PROVIDED MATERIAL:
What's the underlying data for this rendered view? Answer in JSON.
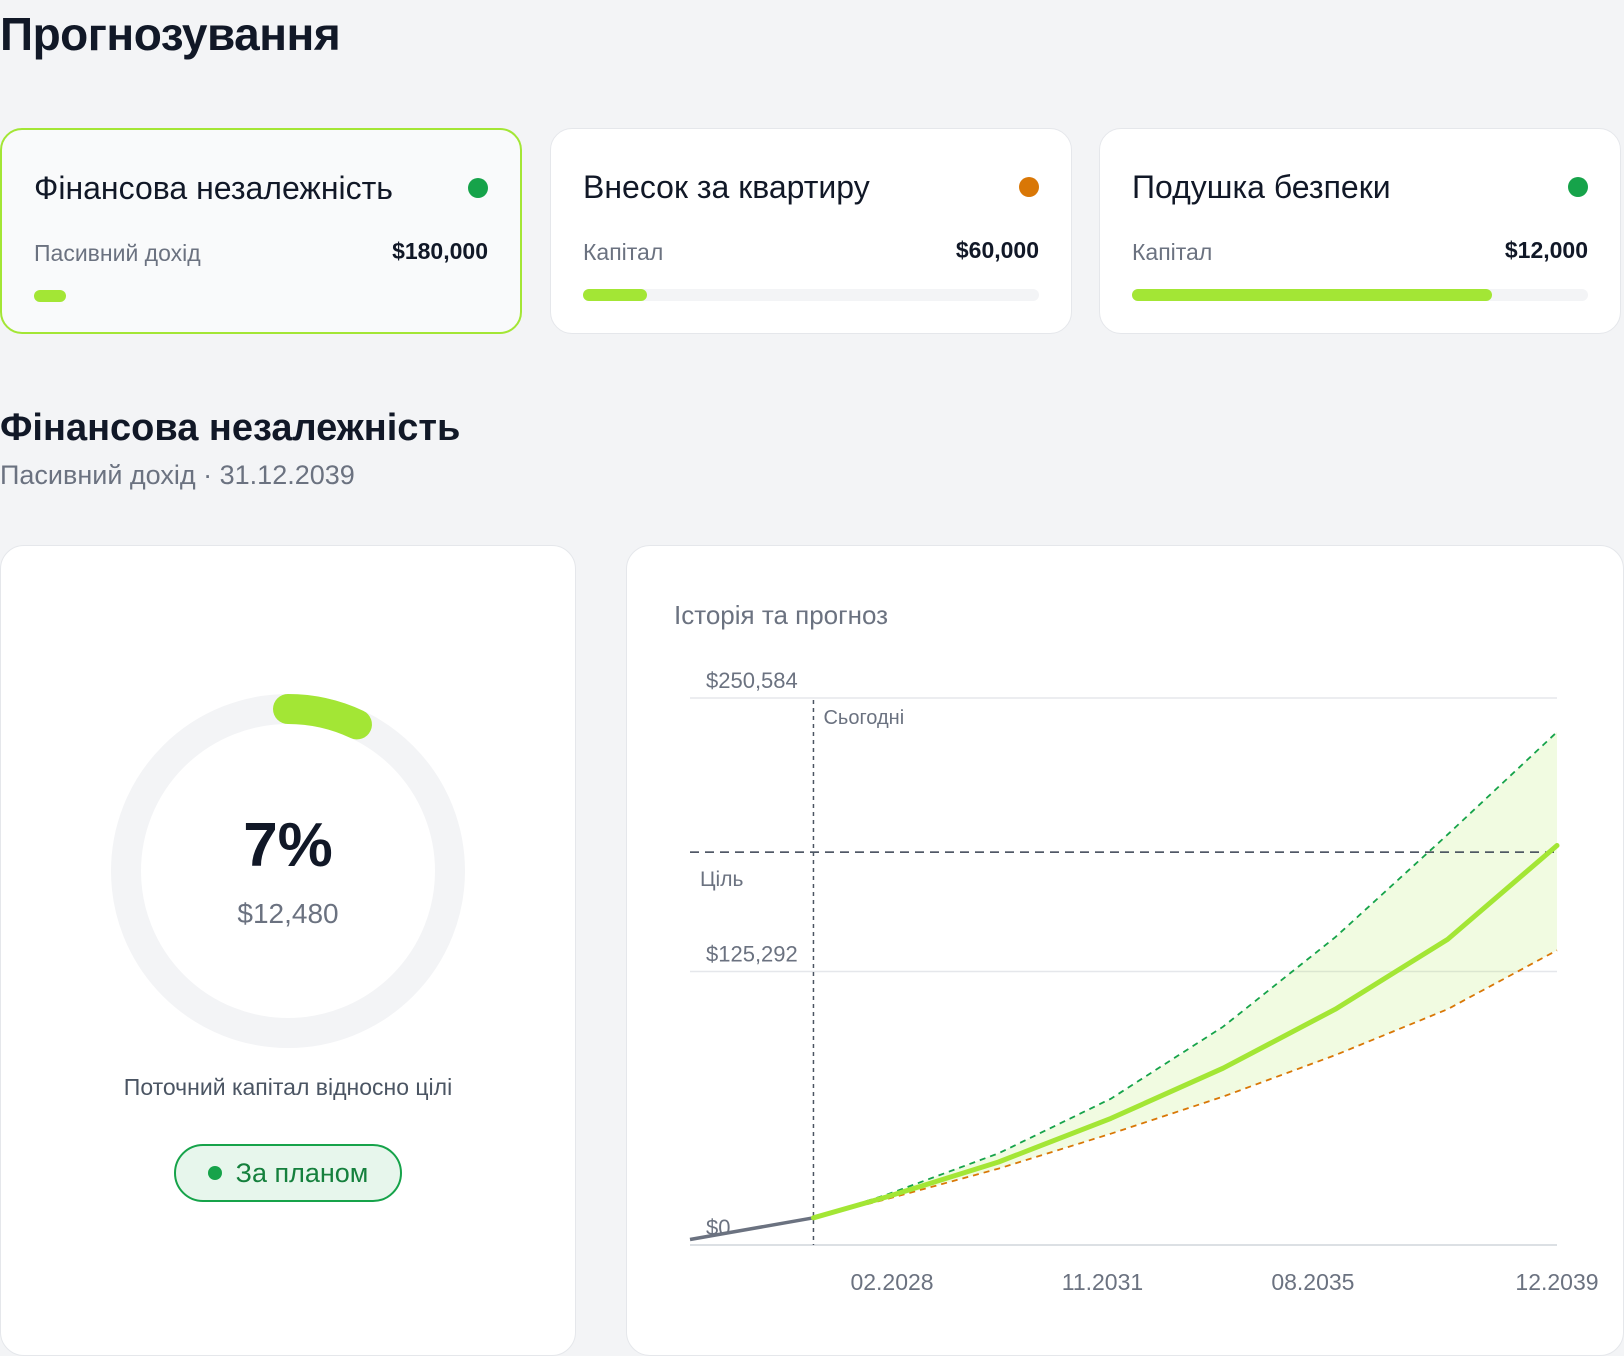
{
  "page": {
    "title": "Прогнозування"
  },
  "goals": [
    {
      "title": "Фінансова незалежність",
      "metric": "Пасивний дохід",
      "value": "$180,000",
      "progress": 0.07,
      "status_color": "#16a34a",
      "selected": true
    },
    {
      "title": "Внесок за квартиру",
      "metric": "Капітал",
      "value": "$60,000",
      "progress": 0.14,
      "status_color": "#d97706",
      "selected": false
    },
    {
      "title": "Подушка безпеки",
      "metric": "Капітал",
      "value": "$12,000",
      "progress": 0.79,
      "status_color": "#16a34a",
      "selected": false
    }
  ],
  "detail": {
    "title": "Фінансова незалежність",
    "subtitle": "Пасивний дохід · 31.12.2039",
    "percent": "7%",
    "percent_value": 0.07,
    "amount": "$12,480",
    "caption": "Поточний капітал відносно цілі",
    "status": "За планом"
  },
  "colors": {
    "accent": "#a3e635",
    "on_track": "#16a34a",
    "warning": "#d97706",
    "history": "#6b7280"
  },
  "chart_data": {
    "type": "line",
    "title": "Історія та прогноз",
    "xlabel": "",
    "ylabel": "",
    "x_ticks": [
      "02.2028",
      "11.2031",
      "08.2035",
      "12.2039"
    ],
    "x_tick_years": [
      2028.1,
      2031.85,
      2035.6,
      2039.95
    ],
    "xlim": [
      2024.5,
      2039.95
    ],
    "y_ticks": [
      {
        "value": 0,
        "label": "$0"
      },
      {
        "value": 125292,
        "label": "$125,292"
      },
      {
        "value": 250584,
        "label": "$250,584"
      }
    ],
    "ylim": [
      0,
      250584
    ],
    "today_year": 2026.7,
    "today_label": "Сьогодні",
    "goal_value": 180000,
    "goal_label": "Ціль",
    "grid": true,
    "series": [
      {
        "kind": "history",
        "x": [
          2024.5,
          2026.7
        ],
        "y": [
          2500,
          12480
        ]
      },
      {
        "kind": "projection",
        "x": [
          2026.7,
          2028,
          2030,
          2032,
          2034,
          2036,
          2038,
          2039.95
        ],
        "y": [
          12480,
          22000,
          38000,
          58000,
          81000,
          108000,
          140000,
          183000
        ]
      },
      {
        "kind": "optimistic",
        "x": [
          2026.7,
          2028,
          2030,
          2032,
          2034,
          2036,
          2038,
          2039.95
        ],
        "y": [
          12480,
          23000,
          42000,
          67000,
          100000,
          141000,
          188000,
          235000
        ]
      },
      {
        "kind": "pessimistic",
        "x": [
          2026.7,
          2028,
          2030,
          2032,
          2034,
          2036,
          2038,
          2039.95
        ],
        "y": [
          12480,
          21000,
          35000,
          51000,
          68000,
          87000,
          108000,
          135000
        ]
      }
    ]
  }
}
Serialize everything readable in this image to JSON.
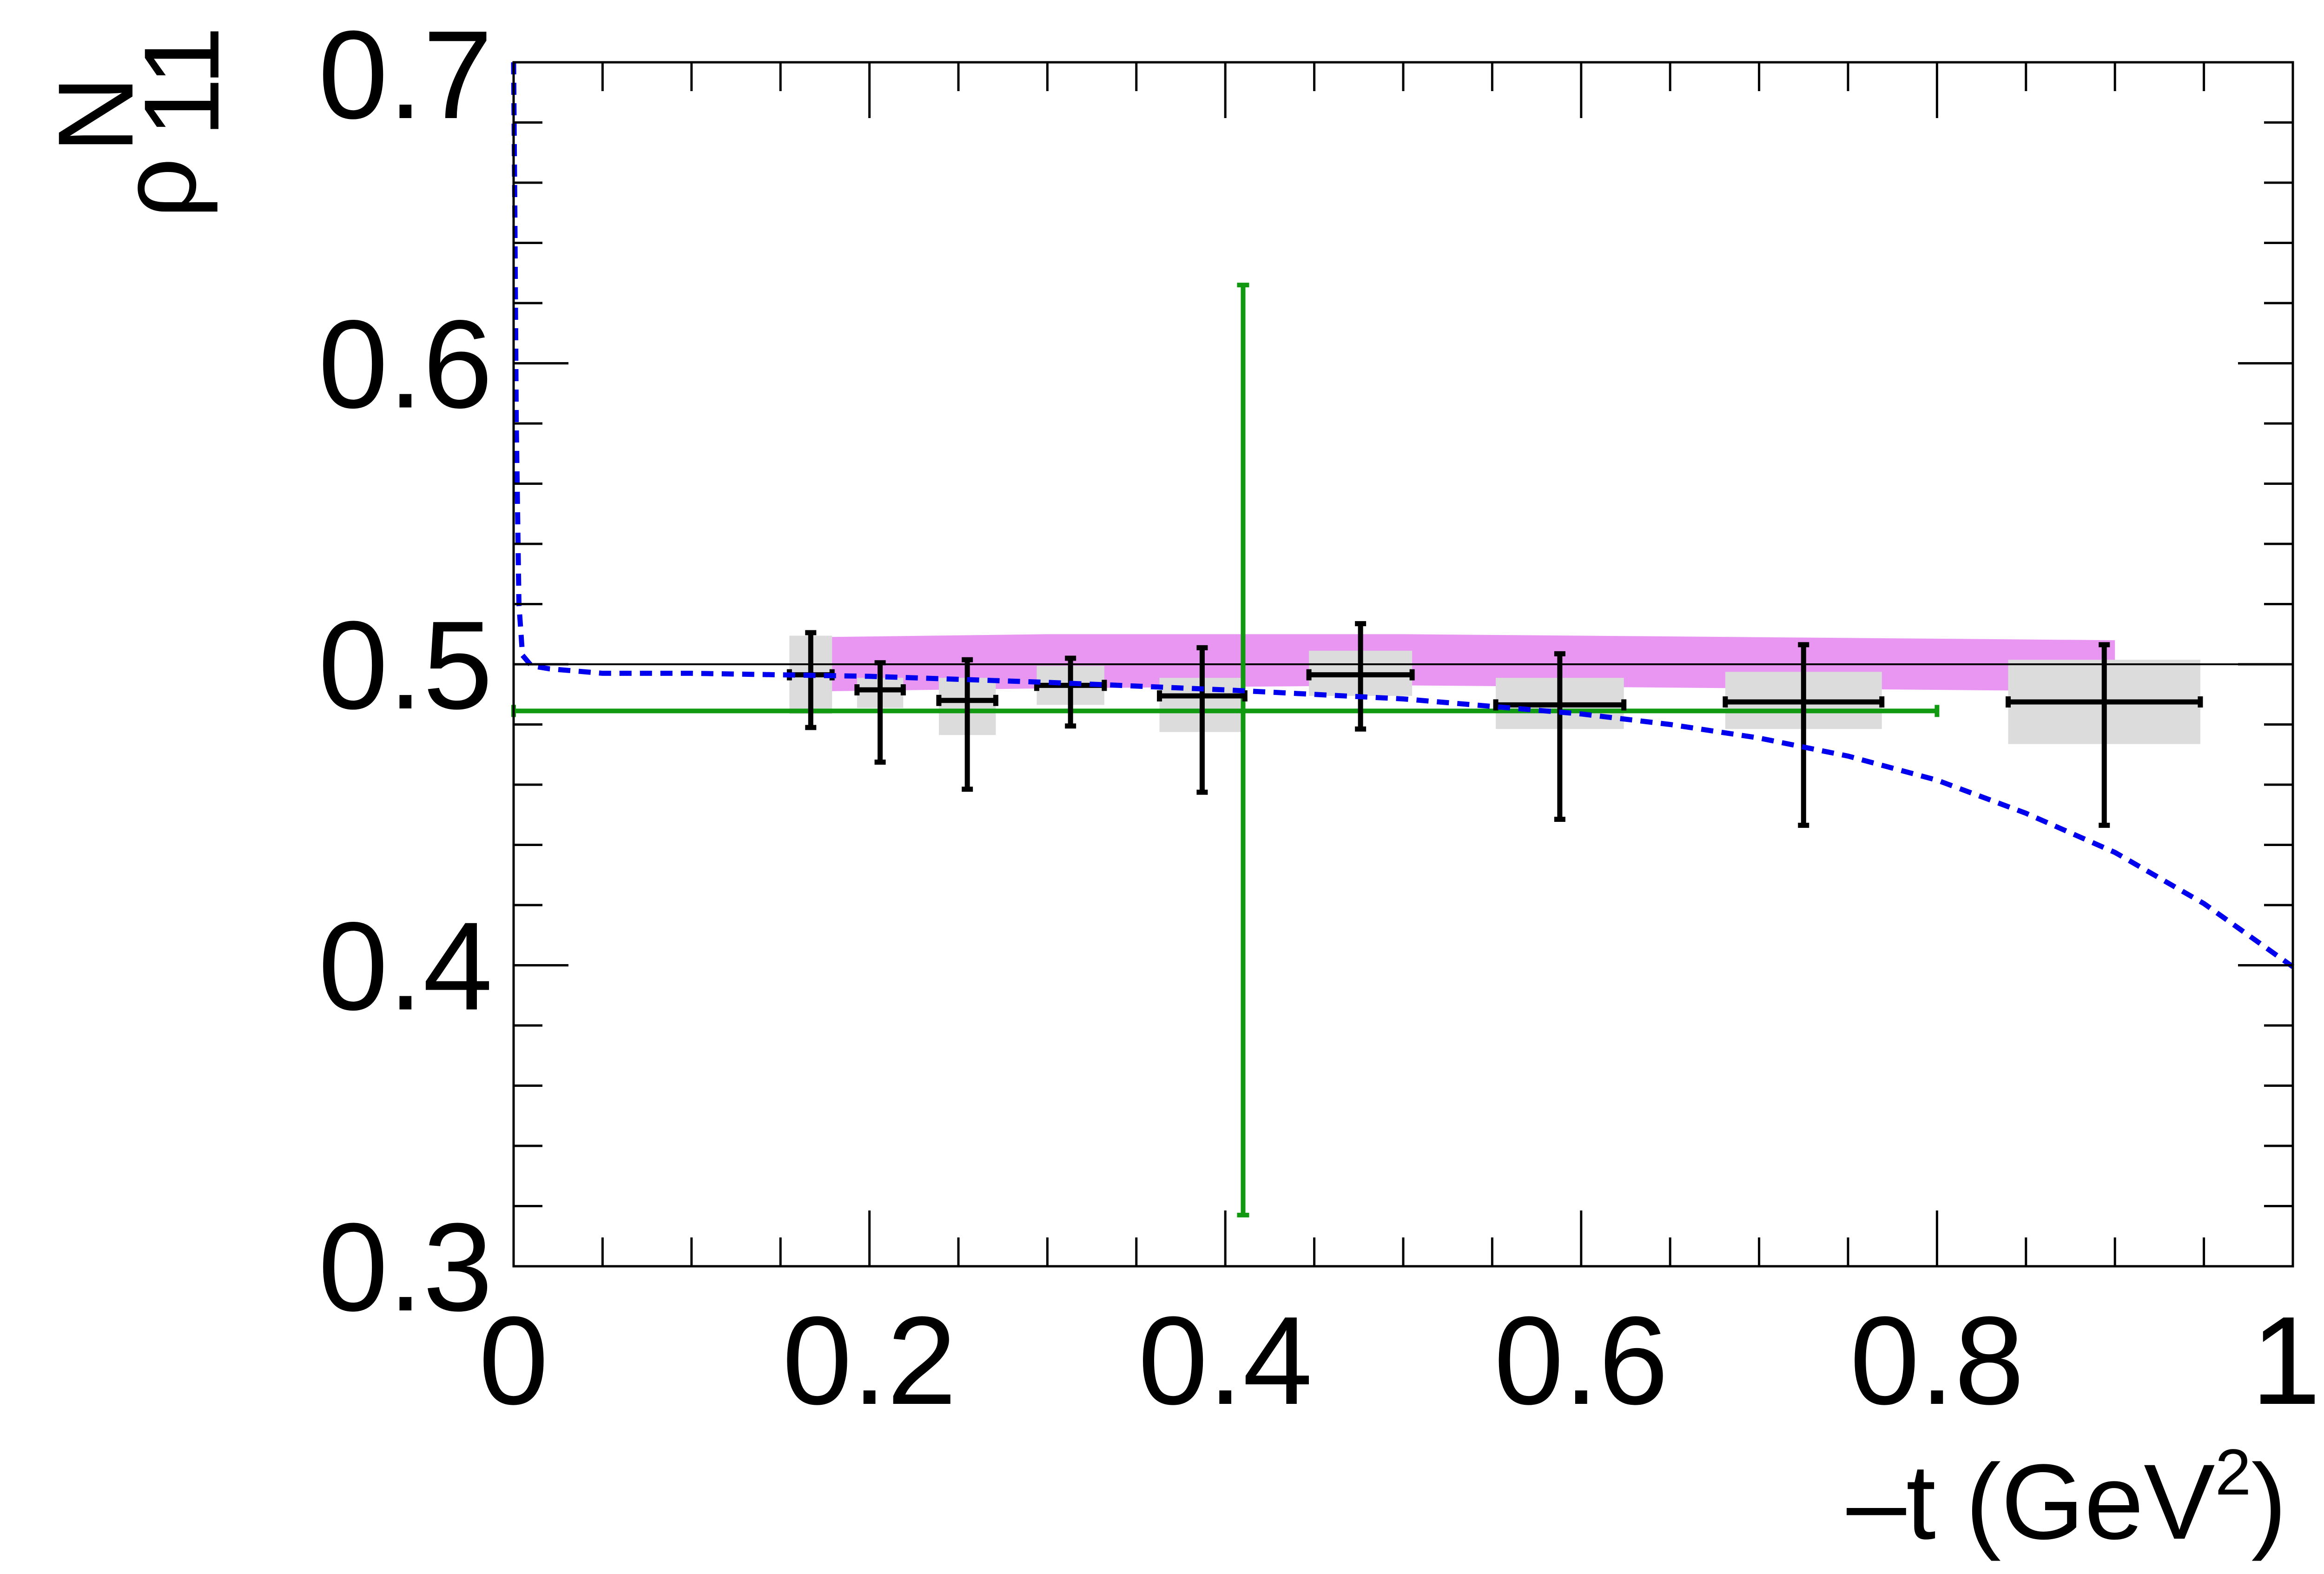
{
  "chart_data": {
    "type": "scatter",
    "xlabel": {
      "prefix": "–t (GeV",
      "sup": "2",
      "suffix": ")"
    },
    "ylabel": {
      "base": "ρ",
      "sup": "N",
      "sub": "11"
    },
    "xlim": [
      0,
      1
    ],
    "ylim": [
      0.3,
      0.7
    ],
    "x_ticks": [
      0,
      0.2,
      0.4,
      0.6,
      0.8,
      1
    ],
    "x_tick_labels": [
      "0",
      "0.2",
      "0.4",
      "0.6",
      "0.8",
      "1"
    ],
    "y_ticks": [
      0.3,
      0.4,
      0.5,
      0.6,
      0.7
    ],
    "y_tick_labels": [
      "0.3",
      "0.4",
      "0.5",
      "0.6",
      "0.7"
    ],
    "grid": false,
    "legend": "none",
    "reference_line": {
      "y": 0.5,
      "color": "#000000"
    },
    "colors": {
      "data": "#000000",
      "systematic_box": "#dcdcdc",
      "band": "#e896f2",
      "average": "#119911",
      "model": "#0000ee"
    },
    "band": {
      "x": [
        0.17,
        0.3,
        0.5,
        0.7,
        0.9
      ],
      "y_low": [
        0.491,
        0.492,
        0.493,
        0.492,
        0.491
      ],
      "y_high": [
        0.509,
        0.51,
        0.51,
        0.509,
        0.508
      ]
    },
    "average_point": {
      "x": 0.41,
      "x_low": 0.0,
      "x_high": 0.8,
      "y": 0.4845,
      "y_low": 0.317,
      "y_high": 0.626
    },
    "data_points": [
      {
        "x": 0.167,
        "xerr": 0.012,
        "y": 0.4965,
        "y_low": 0.479,
        "y_high": 0.5105,
        "sys_low": 0.4835,
        "sys_high": 0.5095
      },
      {
        "x": 0.206,
        "xerr": 0.013,
        "y": 0.4915,
        "y_low": 0.4675,
        "y_high": 0.5005,
        "sys_low": 0.4855,
        "sys_high": 0.4955
      },
      {
        "x": 0.255,
        "xerr": 0.016,
        "y": 0.488,
        "y_low": 0.4585,
        "y_high": 0.5015,
        "sys_low": 0.4765,
        "sys_high": 0.4955
      },
      {
        "x": 0.313,
        "xerr": 0.019,
        "y": 0.493,
        "y_low": 0.4795,
        "y_high": 0.502,
        "sys_low": 0.4865,
        "sys_high": 0.4995
      },
      {
        "x": 0.387,
        "xerr": 0.024,
        "y": 0.4895,
        "y_low": 0.4575,
        "y_high": 0.5055,
        "sys_low": 0.4775,
        "sys_high": 0.4955
      },
      {
        "x": 0.476,
        "xerr": 0.029,
        "y": 0.4965,
        "y_low": 0.4785,
        "y_high": 0.5135,
        "sys_low": 0.4895,
        "sys_high": 0.5045
      },
      {
        "x": 0.588,
        "xerr": 0.036,
        "y": 0.4865,
        "y_low": 0.4485,
        "y_high": 0.5035,
        "sys_low": 0.4785,
        "sys_high": 0.4955
      },
      {
        "x": 0.725,
        "xerr": 0.044,
        "y": 0.4875,
        "y_low": 0.4465,
        "y_high": 0.5065,
        "sys_low": 0.4785,
        "sys_high": 0.4975
      },
      {
        "x": 0.894,
        "xerr": 0.054,
        "y": 0.4875,
        "y_low": 0.4465,
        "y_high": 0.5065,
        "sys_low": 0.4735,
        "sys_high": 0.5015
      }
    ],
    "model_curve": {
      "x": [
        0.0,
        0.0007,
        0.0015,
        0.003,
        0.005,
        0.01,
        0.02,
        0.05,
        0.1,
        0.15,
        0.2,
        0.3,
        0.4,
        0.5,
        0.55,
        0.6,
        0.65,
        0.7,
        0.75,
        0.8,
        0.85,
        0.9,
        0.95,
        1.0
      ],
      "y": [
        0.7,
        0.65,
        0.58,
        0.52,
        0.503,
        0.4995,
        0.4985,
        0.497,
        0.497,
        0.4965,
        0.496,
        0.494,
        0.4915,
        0.4885,
        0.486,
        0.4835,
        0.48,
        0.4755,
        0.4695,
        0.4615,
        0.4505,
        0.4375,
        0.4205,
        0.3995
      ]
    }
  }
}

STATED PROBLEM: Copy out all of the material exactly as written, without its pictures.

RIGHT ANSWER:
What's the underlying data for this rendered view? Answer in JSON.
{
  "page": {
    "title": "Прогнозування"
  },
  "goals": [
    {
      "title": "Фінансова незалежність",
      "metric": "Пасивний дохід",
      "value": "$180,000",
      "progress": 0.07,
      "status_color": "#16a34a",
      "selected": true
    },
    {
      "title": "Внесок за квартиру",
      "metric": "Капітал",
      "value": "$60,000",
      "progress": 0.14,
      "status_color": "#d97706",
      "selected": false
    },
    {
      "title": "Подушка безпеки",
      "metric": "Капітал",
      "value": "$12,000",
      "progress": 0.79,
      "status_color": "#16a34a",
      "selected": false
    }
  ],
  "detail": {
    "title": "Фінансова незалежність",
    "subtitle": "Пасивний дохід · 31.12.2039",
    "percent": "7%",
    "percent_value": 0.07,
    "amount": "$12,480",
    "caption": "Поточний капітал відносно цілі",
    "status": "За планом"
  },
  "colors": {
    "accent": "#a3e635",
    "on_track": "#16a34a",
    "warning": "#d97706",
    "history": "#6b7280"
  },
  "chart_data": {
    "type": "line",
    "title": "Історія та прогноз",
    "xlabel": "",
    "ylabel": "",
    "x_ticks": [
      "02.2028",
      "11.2031",
      "08.2035",
      "12.2039"
    ],
    "x_tick_years": [
      2028.1,
      2031.85,
      2035.6,
      2039.95
    ],
    "xlim": [
      2024.5,
      2039.95
    ],
    "y_ticks": [
      {
        "value": 0,
        "label": "$0"
      },
      {
        "value": 125292,
        "label": "$125,292"
      },
      {
        "value": 250584,
        "label": "$250,584"
      }
    ],
    "ylim": [
      0,
      250584
    ],
    "today_year": 2026.7,
    "today_label": "Сьогодні",
    "goal_value": 180000,
    "goal_label": "Ціль",
    "grid": true,
    "series": [
      {
        "kind": "history",
        "x": [
          2024.5,
          2026.7
        ],
        "y": [
          2500,
          12480
        ]
      },
      {
        "kind": "projection",
        "x": [
          2026.7,
          2028,
          2030,
          2032,
          2034,
          2036,
          2038,
          2039.95
        ],
        "y": [
          12480,
          22000,
          38000,
          58000,
          81000,
          108000,
          140000,
          183000
        ]
      },
      {
        "kind": "optimistic",
        "x": [
          2026.7,
          2028,
          2030,
          2032,
          2034,
          2036,
          2038,
          2039.95
        ],
        "y": [
          12480,
          23000,
          42000,
          67000,
          100000,
          141000,
          188000,
          235000
        ]
      },
      {
        "kind": "pessimistic",
        "x": [
          2026.7,
          2028,
          2030,
          2032,
          2034,
          2036,
          2038,
          2039.95
        ],
        "y": [
          12480,
          21000,
          35000,
          51000,
          68000,
          87000,
          108000,
          135000
        ]
      }
    ]
  }
}
Serialize everything readable in this image to JSON.
{
  "chart_data": {
    "type": "scatter",
    "xlabel": {
      "prefix": "–t (GeV",
      "sup": "2",
      "suffix": ")"
    },
    "ylabel": {
      "base": "ρ",
      "sup": "N",
      "sub": "11"
    },
    "xlim": [
      0,
      1
    ],
    "ylim": [
      0.3,
      0.7
    ],
    "x_ticks": [
      0,
      0.2,
      0.4,
      0.6,
      0.8,
      1
    ],
    "x_tick_labels": [
      "0",
      "0.2",
      "0.4",
      "0.6",
      "0.8",
      "1"
    ],
    "y_ticks": [
      0.3,
      0.4,
      0.5,
      0.6,
      0.7
    ],
    "y_tick_labels": [
      "0.3",
      "0.4",
      "0.5",
      "0.6",
      "0.7"
    ],
    "grid": false,
    "legend": "none",
    "reference_line": {
      "y": 0.5,
      "color": "#000000"
    },
    "colors": {
      "data": "#000000",
      "systematic_box": "#dcdcdc",
      "band": "#e896f2",
      "average": "#119911",
      "model": "#0000ee"
    },
    "band": {
      "x": [
        0.17,
        0.3,
        0.5,
        0.7,
        0.9
      ],
      "y_low": [
        0.491,
        0.492,
        0.493,
        0.492,
        0.491
      ],
      "y_high": [
        0.509,
        0.51,
        0.51,
        0.509,
        0.508
      ]
    },
    "average_point": {
      "x": 0.41,
      "x_low": 0.0,
      "x_high": 0.8,
      "y": 0.4845,
      "y_low": 0.317,
      "y_high": 0.626
    },
    "data_points": [
      {
        "x": 0.167,
        "xerr": 0.012,
        "y": 0.4965,
        "y_low": 0.479,
        "y_high": 0.5105,
        "sys_low": 0.4835,
        "sys_high": 0.5095
      },
      {
        "x": 0.206,
        "xerr": 0.013,
        "y": 0.4915,
        "y_low": 0.4675,
        "y_high": 0.5005,
        "sys_low": 0.4855,
        "sys_high": 0.4955
      },
      {
        "x": 0.255,
        "xerr": 0.016,
        "y": 0.488,
        "y_low": 0.4585,
        "y_high": 0.5015,
        "sys_low": 0.4765,
        "sys_high": 0.4955
      },
      {
        "x": 0.313,
        "xerr": 0.019,
        "y": 0.493,
        "y_low": 0.4795,
        "y_high": 0.502,
        "sys_low": 0.4865,
        "sys_high": 0.4995
      },
      {
        "x": 0.387,
        "xerr": 0.024,
        "y": 0.4895,
        "y_low": 0.4575,
        "y_high": 0.5055,
        "sys_low": 0.4775,
        "sys_high": 0.4955
      },
      {
        "x": 0.476,
        "xerr": 0.029,
        "y": 0.4965,
        "y_low": 0.4785,
        "y_high": 0.5135,
        "sys_low": 0.4895,
        "sys_high": 0.5045
      },
      {
        "x": 0.588,
        "xerr": 0.036,
        "y": 0.4865,
        "y_low": 0.4485,
        "y_high": 0.5035,
        "sys_low": 0.4785,
        "sys_high": 0.4955
      },
      {
        "x": 0.725,
        "xerr": 0.044,
        "y": 0.4875,
        "y_low": 0.4465,
        "y_high": 0.5065,
        "sys_low": 0.4785,
        "sys_high": 0.4975
      },
      {
        "x": 0.894,
        "xerr": 0.054,
        "y": 0.4875,
        "y_low": 0.4465,
        "y_high": 0.5065,
        "sys_low": 0.4735,
        "sys_high": 0.5015
      }
    ],
    "model_curve": {
      "x": [
        0.0,
        0.0007,
        0.0015,
        0.003,
        0.005,
        0.01,
        0.02,
        0.05,
        0.1,
        0.15,
        0.2,
        0.3,
        0.4,
        0.5,
        0.55,
        0.6,
        0.65,
        0.7,
        0.75,
        0.8,
        0.85,
        0.9,
        0.95,
        1.0
      ],
      "y": [
        0.7,
        0.65,
        0.58,
        0.52,
        0.503,
        0.4995,
        0.4985,
        0.497,
        0.497,
        0.4965,
        0.496,
        0.494,
        0.4915,
        0.4885,
        0.486,
        0.4835,
        0.48,
        0.4755,
        0.4695,
        0.4615,
        0.4505,
        0.4375,
        0.4205,
        0.3995
      ]
    }
  }
}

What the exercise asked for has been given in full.